Given information:

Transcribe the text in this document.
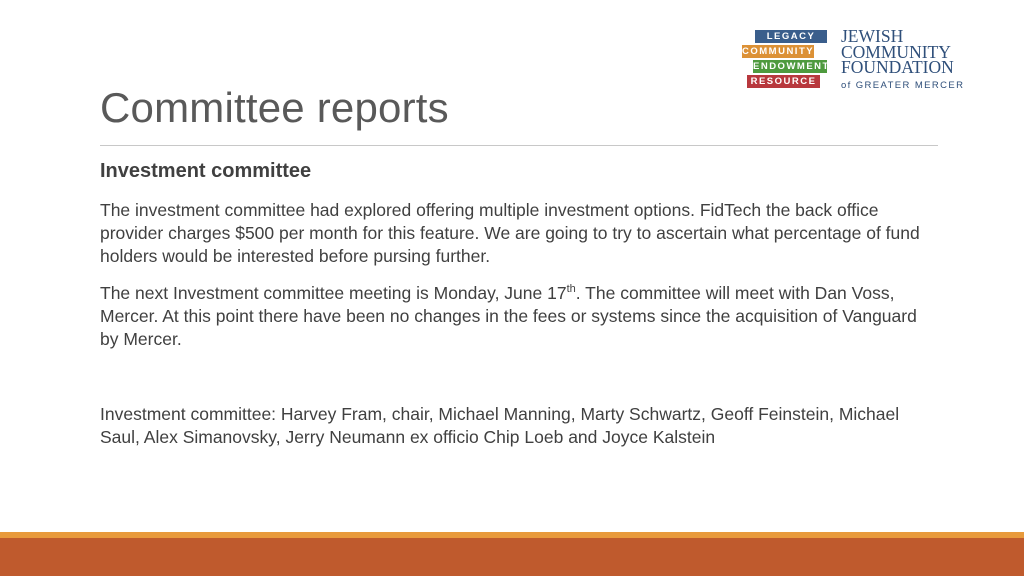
LEGACY
COMMUNITY
ENDOWMENT
RESOURCE
JEWISH
COMMUNITY
FOUNDATION
of GREATER MERCER
Committee reports
Investment committee

The investment committee had explored offering multiple investment options. FidTech the back office provider charges $500 per month for this feature. We are going to try to ascertain what percentage of fund holders would be interested before pursing further.

The next Investment committee meeting is Monday, June 17th. The committee will meet with Dan Voss, Mercer. At this point there have been no changes in the fees or systems since the acquisition of Vanguard by Mercer.

Investment committee: Harvey Fram, chair, Michael Manning, Marty Schwartz, Geoff Feinstein, Michael Saul, Alex Simanovsky, Jerry Neumann ex officio Chip Loeb and Joyce Kalstein
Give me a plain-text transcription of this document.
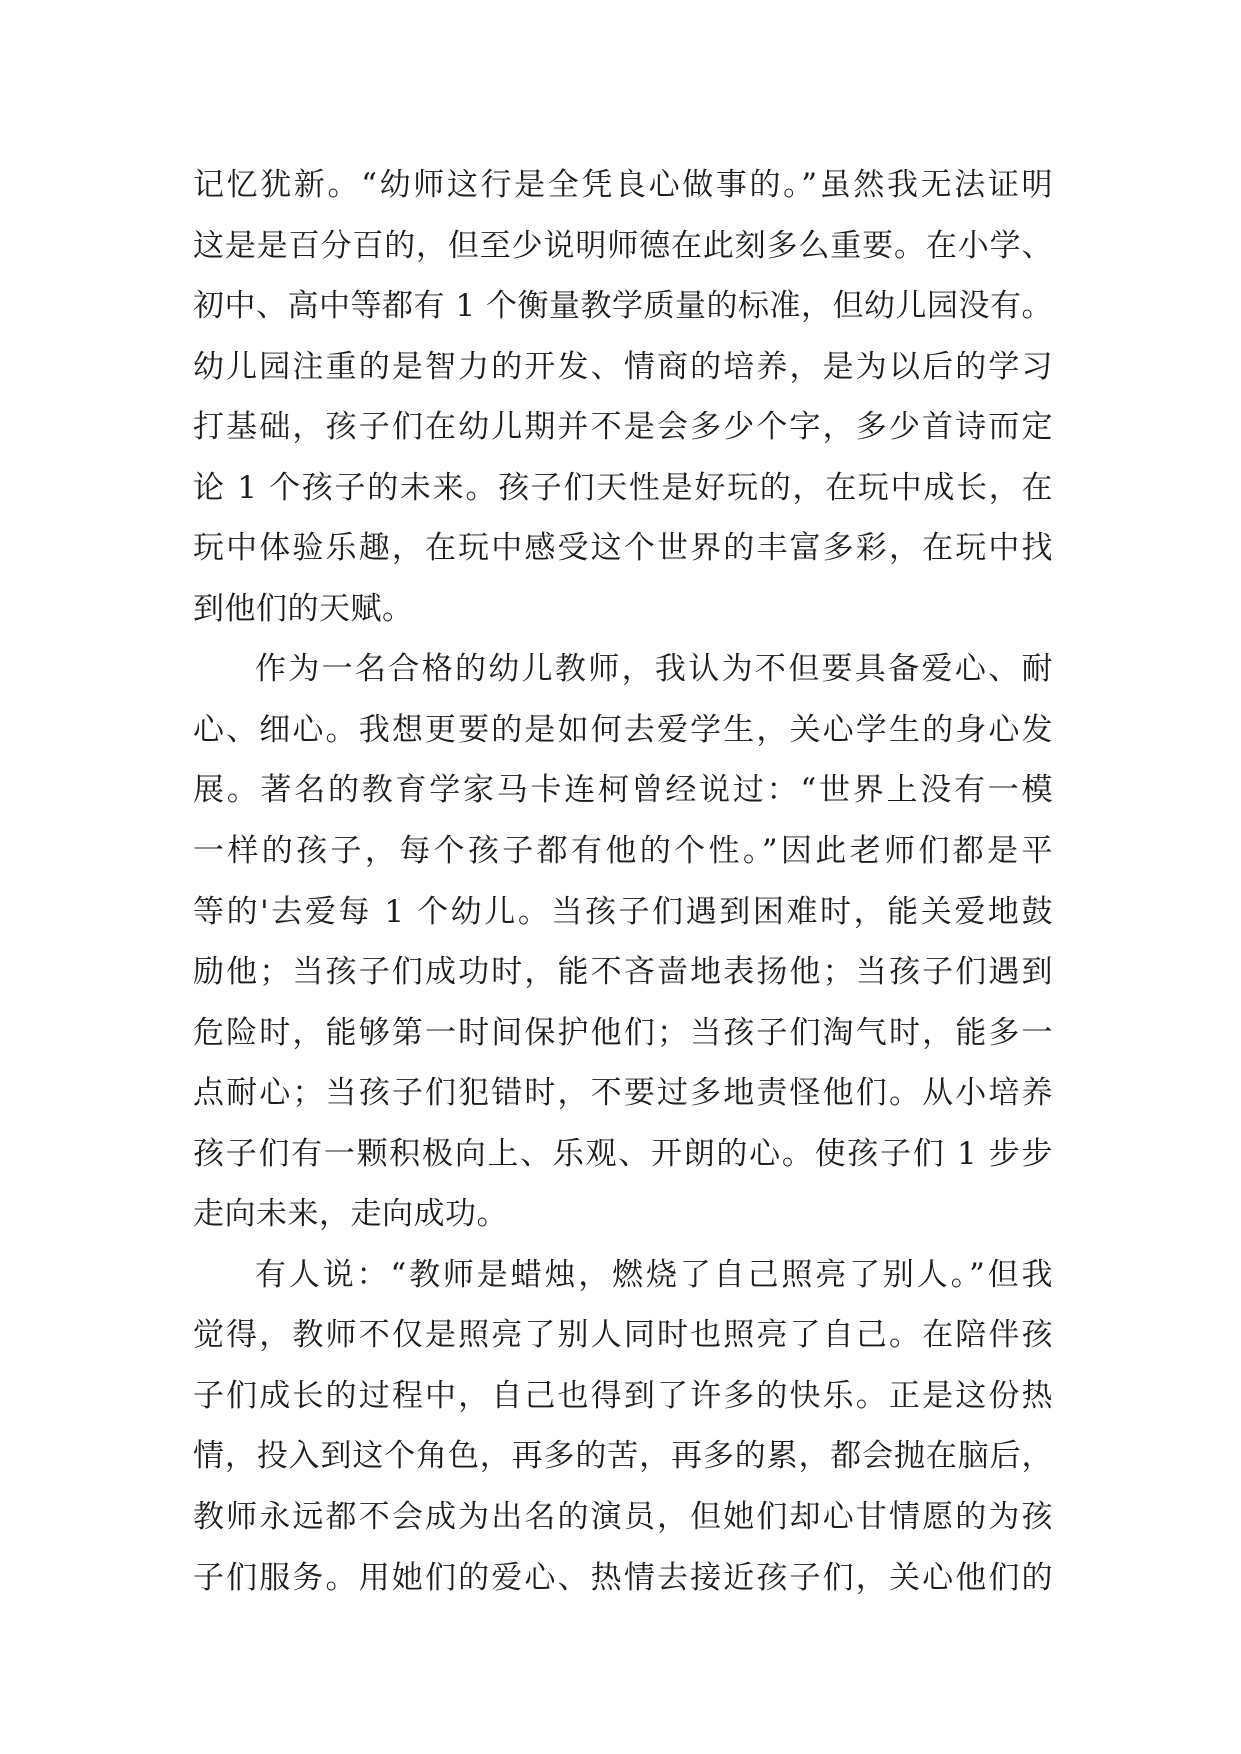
记忆犹新。“幼师这行是全凭良心做事的。”虽然我无法证明
这是是百分百的，但至少说明师德在此刻多么重要。在小学、
初中、高中等都有 1 个衡量教学质量的标准，但幼儿园没有。
幼儿园注重的是智力的开发、情商的培养，是为以后的学习
打基础，孩子们在幼儿期并不是会多少个字，多少首诗而定
论 1 个孩子的未来。孩子们天性是好玩的，在玩中成长，在
玩中体验乐趣，在玩中感受这个世界的丰富多彩，在玩中找
到他们的天赋。
作为一名合格的幼儿教师，我认为不但要具备爱心、耐
心、细心。我想更要的是如何去爱学生，关心学生的身心发
展。著名的教育学家马卡连柯曾经说过：“世界上没有一模
一样的孩子，每个孩子都有他的个性。”因此老师们都是平
等的'去爱每 1 个幼儿。当孩子们遇到困难时，能关爱地鼓
励他；当孩子们成功时，能不吝啬地表扬他；当孩子们遇到
危险时，能够第一时间保护他们；当孩子们淘气时，能多一
点耐心；当孩子们犯错时，不要过多地责怪他们。从小培养
孩子们有一颗积极向上、乐观、开朗的心。使孩子们 1 步步
走向未来，走向成功。
有人说：“教师是蜡烛，燃烧了自己照亮了别人。”但我
觉得，教师不仅是照亮了别人同时也照亮了自己。在陪伴孩
子们成长的过程中，自己也得到了许多的快乐。正是这份热
情，投入到这个角色，再多的苦，再多的累，都会抛在脑后，
教师永远都不会成为出名的演员，但她们却心甘情愿的为孩
子们服务。用她们的爱心、热情去接近孩子们，关心他们的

To do: Tally up the lines with the word "this" in them, and answer with that number by itself.

Task output: 4